Instruction →
Transcribe the full listing below exactly.

Dataset rows →
+-------+
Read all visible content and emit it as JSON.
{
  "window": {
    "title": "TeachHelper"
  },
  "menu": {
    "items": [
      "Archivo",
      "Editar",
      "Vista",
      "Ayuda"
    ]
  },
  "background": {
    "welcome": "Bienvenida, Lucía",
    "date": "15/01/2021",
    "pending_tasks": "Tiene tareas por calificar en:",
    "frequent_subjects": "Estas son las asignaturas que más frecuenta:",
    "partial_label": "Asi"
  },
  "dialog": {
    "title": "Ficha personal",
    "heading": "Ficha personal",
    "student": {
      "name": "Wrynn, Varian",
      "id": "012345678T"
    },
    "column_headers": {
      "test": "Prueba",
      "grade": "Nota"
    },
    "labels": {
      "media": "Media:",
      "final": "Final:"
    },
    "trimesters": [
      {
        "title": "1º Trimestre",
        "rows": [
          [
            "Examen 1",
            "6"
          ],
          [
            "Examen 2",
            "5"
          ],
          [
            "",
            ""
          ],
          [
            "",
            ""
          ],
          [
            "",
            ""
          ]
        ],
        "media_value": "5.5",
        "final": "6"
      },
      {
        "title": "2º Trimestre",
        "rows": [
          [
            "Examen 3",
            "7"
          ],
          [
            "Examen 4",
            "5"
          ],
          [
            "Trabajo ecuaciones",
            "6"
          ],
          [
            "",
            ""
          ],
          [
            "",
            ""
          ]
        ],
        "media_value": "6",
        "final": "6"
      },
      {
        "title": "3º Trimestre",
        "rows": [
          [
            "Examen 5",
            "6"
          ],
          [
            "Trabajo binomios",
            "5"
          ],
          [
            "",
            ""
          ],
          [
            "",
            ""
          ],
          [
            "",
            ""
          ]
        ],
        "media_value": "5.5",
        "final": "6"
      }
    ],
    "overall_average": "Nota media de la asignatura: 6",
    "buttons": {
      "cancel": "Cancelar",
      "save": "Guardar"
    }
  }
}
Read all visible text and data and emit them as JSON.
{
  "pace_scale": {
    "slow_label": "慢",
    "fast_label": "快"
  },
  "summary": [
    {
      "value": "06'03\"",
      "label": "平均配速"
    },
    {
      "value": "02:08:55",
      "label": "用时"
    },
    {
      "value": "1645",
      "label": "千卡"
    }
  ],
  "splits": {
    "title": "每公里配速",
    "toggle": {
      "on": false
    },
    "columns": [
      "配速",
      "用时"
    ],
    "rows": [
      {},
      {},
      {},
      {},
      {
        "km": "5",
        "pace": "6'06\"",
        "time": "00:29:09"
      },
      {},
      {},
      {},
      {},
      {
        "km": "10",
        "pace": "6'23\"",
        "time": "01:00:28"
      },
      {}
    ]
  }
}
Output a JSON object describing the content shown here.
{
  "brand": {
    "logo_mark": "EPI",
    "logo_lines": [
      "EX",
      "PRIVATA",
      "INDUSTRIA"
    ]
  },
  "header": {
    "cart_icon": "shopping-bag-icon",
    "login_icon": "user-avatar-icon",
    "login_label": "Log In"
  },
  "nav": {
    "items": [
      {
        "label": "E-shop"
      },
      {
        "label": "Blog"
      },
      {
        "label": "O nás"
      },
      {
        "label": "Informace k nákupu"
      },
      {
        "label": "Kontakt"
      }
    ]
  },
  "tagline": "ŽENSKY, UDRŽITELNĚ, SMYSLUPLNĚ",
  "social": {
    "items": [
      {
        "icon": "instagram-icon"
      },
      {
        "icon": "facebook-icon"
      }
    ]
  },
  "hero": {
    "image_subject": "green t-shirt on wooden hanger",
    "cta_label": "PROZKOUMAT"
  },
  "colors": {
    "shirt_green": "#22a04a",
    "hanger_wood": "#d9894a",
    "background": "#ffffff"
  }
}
+-------+
Solution →
Read all visible content and emit it as JSON.
{
  "window": {
    "title": "TeachHelper"
  },
  "menu": {
    "items": [
      "Archivo",
      "Editar",
      "Vista",
      "Ayuda"
    ]
  },
  "background": {
    "welcome": "Bienvenida, Lucía",
    "date": "15/01/2021",
    "pending_tasks": "Tiene tareas por calificar en:",
    "frequent_subjects": "Estas son las asignaturas que más frecuenta:",
    "partial_label": "Asi"
  },
  "dialog": {
    "title": "Ficha personal",
    "heading": "Ficha personal",
    "student": {
      "name": "Wrynn, Varian",
      "id": "012345678T"
    },
    "column_headers": {
      "test": "Prueba",
      "grade": "Nota"
    },
    "labels": {
      "media": "Media:",
      "final": "Final:"
    },
    "trimesters": [
      {
        "title": "1º Trimestre",
        "rows": [
          [
            "Examen 1",
            "6"
          ],
          [
            "Examen 2",
            "5"
          ],
          [
            "",
            ""
          ],
          [
            "",
            ""
          ],
          [
            "",
            ""
          ]
        ],
        "media_value": "5.5",
        "final": "6"
      },
      {
        "title": "2º Trimestre",
        "rows": [
          [
            "Examen 3",
            "7"
          ],
          [
            "Examen 4",
            "5"
          ],
          [
            "Trabajo ecuaciones",
            "6"
          ],
          [
            "",
            ""
          ],
          [
            "",
            ""
          ]
        ],
        "media_value": "6",
        "final": "6"
      },
      {
        "title": "3º Trimestre",
        "rows": [
          [
            "Examen 5",
            "6"
          ],
          [
            "Trabajo binomios",
            "5"
          ],
          [
            "",
            ""
          ],
          [
            "",
            ""
          ],
          [
            "",
            ""
          ]
        ],
        "media_value": "5.5",
        "final": "6"
      }
    ],
    "overall_average": "Nota media de la asignatura: 6",
    "buttons": {
      "cancel": "Cancelar",
      "save": "Guardar"
    }
  }
}
Read all visible text and data and emit them as JSON.
{
  "pace_scale": {
    "slow_label": "慢",
    "fast_label": "快"
  },
  "summary": [
    {
      "value": "06'03\"",
      "label": "平均配速"
    },
    {
      "value": "02:08:55",
      "label": "用时"
    },
    {
      "value": "1645",
      "label": "千卡"
    }
  ],
  "splits": {
    "title": "每公里配速",
    "toggle": {
      "on": false
    },
    "columns": [
      "配速",
      "用时"
    ],
    "rows": [
      {},
      {},
      {},
      {},
      {
        "km": "5",
        "pace": "6'06\"",
        "time": "00:29:09"
      },
      {},
      {},
      {},
      {},
      {
        "km": "10",
        "pace": "6'23\"",
        "time": "01:00:28"
      },
      {}
    ]
  }
}
Output a JSON object describing the content shown here.
{
  "brand": {
    "logo_mark": "EPI",
    "logo_lines": [
      "EX",
      "PRIVATA",
      "INDUSTRIA"
    ]
  },
  "header": {
    "cart_icon": "shopping-bag-icon",
    "login_icon": "user-avatar-icon",
    "login_label": "Log In"
  },
  "nav": {
    "items": [
      {
        "label": "E-shop"
      },
      {
        "label": "Blog"
      },
      {
        "label": "O nás"
      },
      {
        "label": "Informace k nákupu"
      },
      {
        "label": "Kontakt"
      }
    ]
  },
  "tagline": "ŽENSKY, UDRŽITELNĚ, SMYSLUPLNĚ",
  "social": {
    "items": [
      {
        "icon": "instagram-icon"
      },
      {
        "icon": "facebook-icon"
      }
    ]
  },
  "hero": {
    "image_subject": "green t-shirt on wooden hanger",
    "cta_label": "PROZKOUMAT"
  },
  "colors": {
    "shirt_green": "#22a04a",
    "hanger_wood": "#d9894a",
    "background": "#ffffff"
  }
}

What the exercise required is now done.